* **WHAT THE TASK ASKS**: Quote all entries in full, exactly.

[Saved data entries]
* * * * *

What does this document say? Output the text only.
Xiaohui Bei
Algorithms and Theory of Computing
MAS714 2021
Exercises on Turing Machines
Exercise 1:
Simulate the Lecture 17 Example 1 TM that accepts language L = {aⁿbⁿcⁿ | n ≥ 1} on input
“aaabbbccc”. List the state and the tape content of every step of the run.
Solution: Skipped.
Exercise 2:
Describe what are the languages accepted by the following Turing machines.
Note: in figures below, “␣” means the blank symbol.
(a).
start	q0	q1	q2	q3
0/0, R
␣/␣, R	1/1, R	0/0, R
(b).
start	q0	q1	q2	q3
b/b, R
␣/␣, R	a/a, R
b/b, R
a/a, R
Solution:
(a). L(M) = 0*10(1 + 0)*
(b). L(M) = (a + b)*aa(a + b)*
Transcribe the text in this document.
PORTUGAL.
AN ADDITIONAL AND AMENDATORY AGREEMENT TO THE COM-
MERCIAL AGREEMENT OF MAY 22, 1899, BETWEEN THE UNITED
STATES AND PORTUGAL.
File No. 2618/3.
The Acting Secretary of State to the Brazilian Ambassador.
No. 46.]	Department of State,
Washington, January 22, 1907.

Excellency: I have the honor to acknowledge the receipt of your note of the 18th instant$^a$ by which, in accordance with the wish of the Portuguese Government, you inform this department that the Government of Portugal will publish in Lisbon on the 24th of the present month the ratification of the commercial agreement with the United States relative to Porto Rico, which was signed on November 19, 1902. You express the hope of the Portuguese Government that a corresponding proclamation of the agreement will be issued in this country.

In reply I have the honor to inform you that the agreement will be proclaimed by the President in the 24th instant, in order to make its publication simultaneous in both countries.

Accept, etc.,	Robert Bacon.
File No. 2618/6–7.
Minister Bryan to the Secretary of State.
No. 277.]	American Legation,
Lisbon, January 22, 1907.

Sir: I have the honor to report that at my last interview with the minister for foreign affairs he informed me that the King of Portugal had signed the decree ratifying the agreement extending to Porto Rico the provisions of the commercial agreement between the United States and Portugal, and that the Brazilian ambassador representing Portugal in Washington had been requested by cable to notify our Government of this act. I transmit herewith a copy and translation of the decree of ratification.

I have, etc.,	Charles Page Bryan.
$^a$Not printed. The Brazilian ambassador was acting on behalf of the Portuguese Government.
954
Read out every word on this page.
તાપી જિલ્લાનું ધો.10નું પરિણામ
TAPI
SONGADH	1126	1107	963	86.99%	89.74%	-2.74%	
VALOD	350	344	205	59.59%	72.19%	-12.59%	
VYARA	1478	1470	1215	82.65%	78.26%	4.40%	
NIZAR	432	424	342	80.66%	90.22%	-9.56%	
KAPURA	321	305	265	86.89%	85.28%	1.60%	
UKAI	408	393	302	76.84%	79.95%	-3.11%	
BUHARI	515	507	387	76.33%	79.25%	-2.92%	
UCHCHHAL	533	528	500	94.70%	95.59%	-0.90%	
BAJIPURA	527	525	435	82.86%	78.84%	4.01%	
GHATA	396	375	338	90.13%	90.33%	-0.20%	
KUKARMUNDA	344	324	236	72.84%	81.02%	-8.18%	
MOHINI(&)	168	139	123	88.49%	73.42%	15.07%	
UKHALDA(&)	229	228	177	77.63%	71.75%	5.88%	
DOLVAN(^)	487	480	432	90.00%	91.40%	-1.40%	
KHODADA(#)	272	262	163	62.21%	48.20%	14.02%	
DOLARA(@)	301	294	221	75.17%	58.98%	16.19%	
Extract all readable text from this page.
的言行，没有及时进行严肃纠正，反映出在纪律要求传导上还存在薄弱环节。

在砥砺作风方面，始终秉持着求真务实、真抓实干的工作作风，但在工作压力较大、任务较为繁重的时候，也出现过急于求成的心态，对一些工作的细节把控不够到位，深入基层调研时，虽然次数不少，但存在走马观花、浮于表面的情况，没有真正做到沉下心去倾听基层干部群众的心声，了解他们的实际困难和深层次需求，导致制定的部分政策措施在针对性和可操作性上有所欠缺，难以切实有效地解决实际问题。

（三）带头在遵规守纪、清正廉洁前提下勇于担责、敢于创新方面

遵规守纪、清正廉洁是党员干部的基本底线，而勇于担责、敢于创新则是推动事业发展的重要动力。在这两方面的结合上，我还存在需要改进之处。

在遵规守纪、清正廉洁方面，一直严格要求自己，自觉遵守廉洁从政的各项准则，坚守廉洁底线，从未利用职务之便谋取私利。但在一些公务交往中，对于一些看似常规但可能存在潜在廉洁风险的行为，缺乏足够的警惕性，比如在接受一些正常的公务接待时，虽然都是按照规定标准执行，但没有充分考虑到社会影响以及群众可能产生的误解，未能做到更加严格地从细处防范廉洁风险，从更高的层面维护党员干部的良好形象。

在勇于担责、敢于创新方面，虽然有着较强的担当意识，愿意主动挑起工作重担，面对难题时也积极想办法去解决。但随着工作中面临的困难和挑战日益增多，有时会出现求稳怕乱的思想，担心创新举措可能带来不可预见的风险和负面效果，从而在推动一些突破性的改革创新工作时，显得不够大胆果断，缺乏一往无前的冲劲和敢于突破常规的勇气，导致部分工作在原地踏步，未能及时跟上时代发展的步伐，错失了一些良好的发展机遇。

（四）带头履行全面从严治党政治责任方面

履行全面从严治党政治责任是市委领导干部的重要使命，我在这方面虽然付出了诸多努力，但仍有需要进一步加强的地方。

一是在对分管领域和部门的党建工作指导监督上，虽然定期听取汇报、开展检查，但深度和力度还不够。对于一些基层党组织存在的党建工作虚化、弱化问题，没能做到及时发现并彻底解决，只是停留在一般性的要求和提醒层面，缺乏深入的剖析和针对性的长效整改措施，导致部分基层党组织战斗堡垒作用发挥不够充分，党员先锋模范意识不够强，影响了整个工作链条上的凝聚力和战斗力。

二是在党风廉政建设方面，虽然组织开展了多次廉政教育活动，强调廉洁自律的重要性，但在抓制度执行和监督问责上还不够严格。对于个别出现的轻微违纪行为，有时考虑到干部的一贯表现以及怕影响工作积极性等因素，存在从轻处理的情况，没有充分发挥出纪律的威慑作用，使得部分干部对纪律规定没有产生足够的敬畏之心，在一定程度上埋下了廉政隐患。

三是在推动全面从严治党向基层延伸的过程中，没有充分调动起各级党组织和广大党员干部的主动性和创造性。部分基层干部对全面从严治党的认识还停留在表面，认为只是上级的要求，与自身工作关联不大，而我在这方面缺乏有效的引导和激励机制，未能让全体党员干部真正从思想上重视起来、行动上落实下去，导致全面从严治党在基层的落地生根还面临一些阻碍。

* * * * *

* **FINISHED ANSWER**:
What does this document say? Output the text only.
Xiaohui Bei
Algorithms and Theory of Computing
MAS714 2021
Exercises on Turing Machines
Exercise 1:
Simulate the Lecture 17 Example 1 TM that accepts language L = {aⁿbⁿcⁿ | n ≥ 1} on input
“aaabbbccc”. List the state and the tape content of every step of the run.
Solution: Skipped.
Exercise 2:
Describe what are the languages accepted by the following Turing machines.
Note: in figures below, “␣” means the blank symbol.
(a).
start	q0	q1	q2	q3
0/0, R
␣/␣, R	1/1, R	0/0, R
(b).
start	q0	q1	q2	q3
b/b, R
␣/␣, R	a/a, R
b/b, R
a/a, R
Solution:
(a). L(M) = 0*10(1 + 0)*
(b). L(M) = (a + b)*aa(a + b)*
Transcribe the text in this document.
PORTUGAL.
AN ADDITIONAL AND AMENDATORY AGREEMENT TO THE COM-
MERCIAL AGREEMENT OF MAY 22, 1899, BETWEEN THE UNITED
STATES AND PORTUGAL.
File No. 2618/3.
The Acting Secretary of State to the Brazilian Ambassador.
No. 46.]	Department of State,
Washington, January 22, 1907.

Excellency: I have the honor to acknowledge the receipt of your note of the 18th instant$^a$ by which, in accordance with the wish of the Portuguese Government, you inform this department that the Government of Portugal will publish in Lisbon on the 24th of the present month the ratification of the commercial agreement with the United States relative to Porto Rico, which was signed on November 19, 1902. You express the hope of the Portuguese Government that a corresponding proclamation of the agreement will be issued in this country.

In reply I have the honor to inform you that the agreement will be proclaimed by the President in the 24th instant, in order to make its publication simultaneous in both countries.

Accept, etc.,	Robert Bacon.
File No. 2618/6–7.
Minister Bryan to the Secretary of State.
No. 277.]	American Legation,
Lisbon, January 22, 1907.

Sir: I have the honor to report that at my last interview with the minister for foreign affairs he informed me that the King of Portugal had signed the decree ratifying the agreement extending to Porto Rico the provisions of the commercial agreement between the United States and Portugal, and that the Brazilian ambassador representing Portugal in Washington had been requested by cable to notify our Government of this act. I transmit herewith a copy and translation of the decree of ratification.

I have, etc.,	Charles Page Bryan.
$^a$Not printed. The Brazilian ambassador was acting on behalf of the Portuguese Government.
954
Read out every word on this page.
તાપી જિલ્લાનું ધો.10નું પરિણામ
TAPI
SONGADH	1126	1107	963	86.99%	89.74%	-2.74%	
VALOD	350	344	205	59.59%	72.19%	-12.59%	
VYARA	1478	1470	1215	82.65%	78.26%	4.40%	
NIZAR	432	424	342	80.66%	90.22%	-9.56%	
KAPURA	321	305	265	86.89%	85.28%	1.60%	
UKAI	408	393	302	76.84%	79.95%	-3.11%	
BUHARI	515	507	387	76.33%	79.25%	-2.92%	
UCHCHHAL	533	528	500	94.70%	95.59%	-0.90%	
BAJIPURA	527	525	435	82.86%	78.84%	4.01%	
GHATA	396	375	338	90.13%	90.33%	-0.20%	
KUKARMUNDA	344	324	236	72.84%	81.02%	-8.18%	
MOHINI(&)	168	139	123	88.49%	73.42%	15.07%	
UKHALDA(&)	229	228	177	77.63%	71.75%	5.88%	
DOLVAN(^)	487	480	432	90.00%	91.40%	-1.40%	
KHODADA(#)	272	262	163	62.21%	48.20%	14.02%	
DOLARA(@)	301	294	221	75.17%	58.98%	16.19%	
Extract all readable text from this page.
的言行，没有及时进行严肃纠正，反映出在纪律要求传导上还存在薄弱环节。

在砥砺作风方面，始终秉持着求真务实、真抓实干的工作作风，但在工作压力较大、任务较为繁重的时候，也出现过急于求成的心态，对一些工作的细节把控不够到位，深入基层调研时，虽然次数不少，但存在走马观花、浮于表面的情况，没有真正做到沉下心去倾听基层干部群众的心声，了解他们的实际困难和深层次需求，导致制定的部分政策措施在针对性和可操作性上有所欠缺，难以切实有效地解决实际问题。

（三）带头在遵规守纪、清正廉洁前提下勇于担责、敢于创新方面

遵规守纪、清正廉洁是党员干部的基本底线，而勇于担责、敢于创新则是推动事业发展的重要动力。在这两方面的结合上，我还存在需要改进之处。

在遵规守纪、清正廉洁方面，一直严格要求自己，自觉遵守廉洁从政的各项准则，坚守廉洁底线，从未利用职务之便谋取私利。但在一些公务交往中，对于一些看似常规但可能存在潜在廉洁风险的行为，缺乏足够的警惕性，比如在接受一些正常的公务接待时，虽然都是按照规定标准执行，但没有充分考虑到社会影响以及群众可能产生的误解，未能做到更加严格地从细处防范廉洁风险，从更高的层面维护党员干部的良好形象。

在勇于担责、敢于创新方面，虽然有着较强的担当意识，愿意主动挑起工作重担，面对难题时也积极想办法去解决。但随着工作中面临的困难和挑战日益增多，有时会出现求稳怕乱的思想，担心创新举措可能带来不可预见的风险和负面效果，从而在推动一些突破性的改革创新工作时，显得不够大胆果断，缺乏一往无前的冲劲和敢于突破常规的勇气，导致部分工作在原地踏步，未能及时跟上时代发展的步伐，错失了一些良好的发展机遇。

（四）带头履行全面从严治党政治责任方面

履行全面从严治党政治责任是市委领导干部的重要使命，我在这方面虽然付出了诸多努力，但仍有需要进一步加强的地方。

一是在对分管领域和部门的党建工作指导监督上，虽然定期听取汇报、开展检查，但深度和力度还不够。对于一些基层党组织存在的党建工作虚化、弱化问题，没能做到及时发现并彻底解决，只是停留在一般性的要求和提醒层面，缺乏深入的剖析和针对性的长效整改措施，导致部分基层党组织战斗堡垒作用发挥不够充分，党员先锋模范意识不够强，影响了整个工作链条上的凝聚力和战斗力。

二是在党风廉政建设方面，虽然组织开展了多次廉政教育活动，强调廉洁自律的重要性，但在抓制度执行和监督问责上还不够严格。对于个别出现的轻微违纪行为，有时考虑到干部的一贯表现以及怕影响工作积极性等因素，存在从轻处理的情况，没有充分发挥出纪律的威慑作用，使得部分干部对纪律规定没有产生足够的敬畏之心，在一定程度上埋下了廉政隐患。

三是在推动全面从严治党向基层延伸的过程中，没有充分调动起各级党组织和广大党员干部的主动性和创造性。部分基层干部对全面从严治党的认识还停留在表面，认为只是上级的要求，与自身工作关联不大，而我在这方面缺乏有效的引导和激励机制，未能让全体党员干部真正从思想上重视起来、行动上落实下去，导致全面从严治党在基层的落地生根还面临一些阻碍。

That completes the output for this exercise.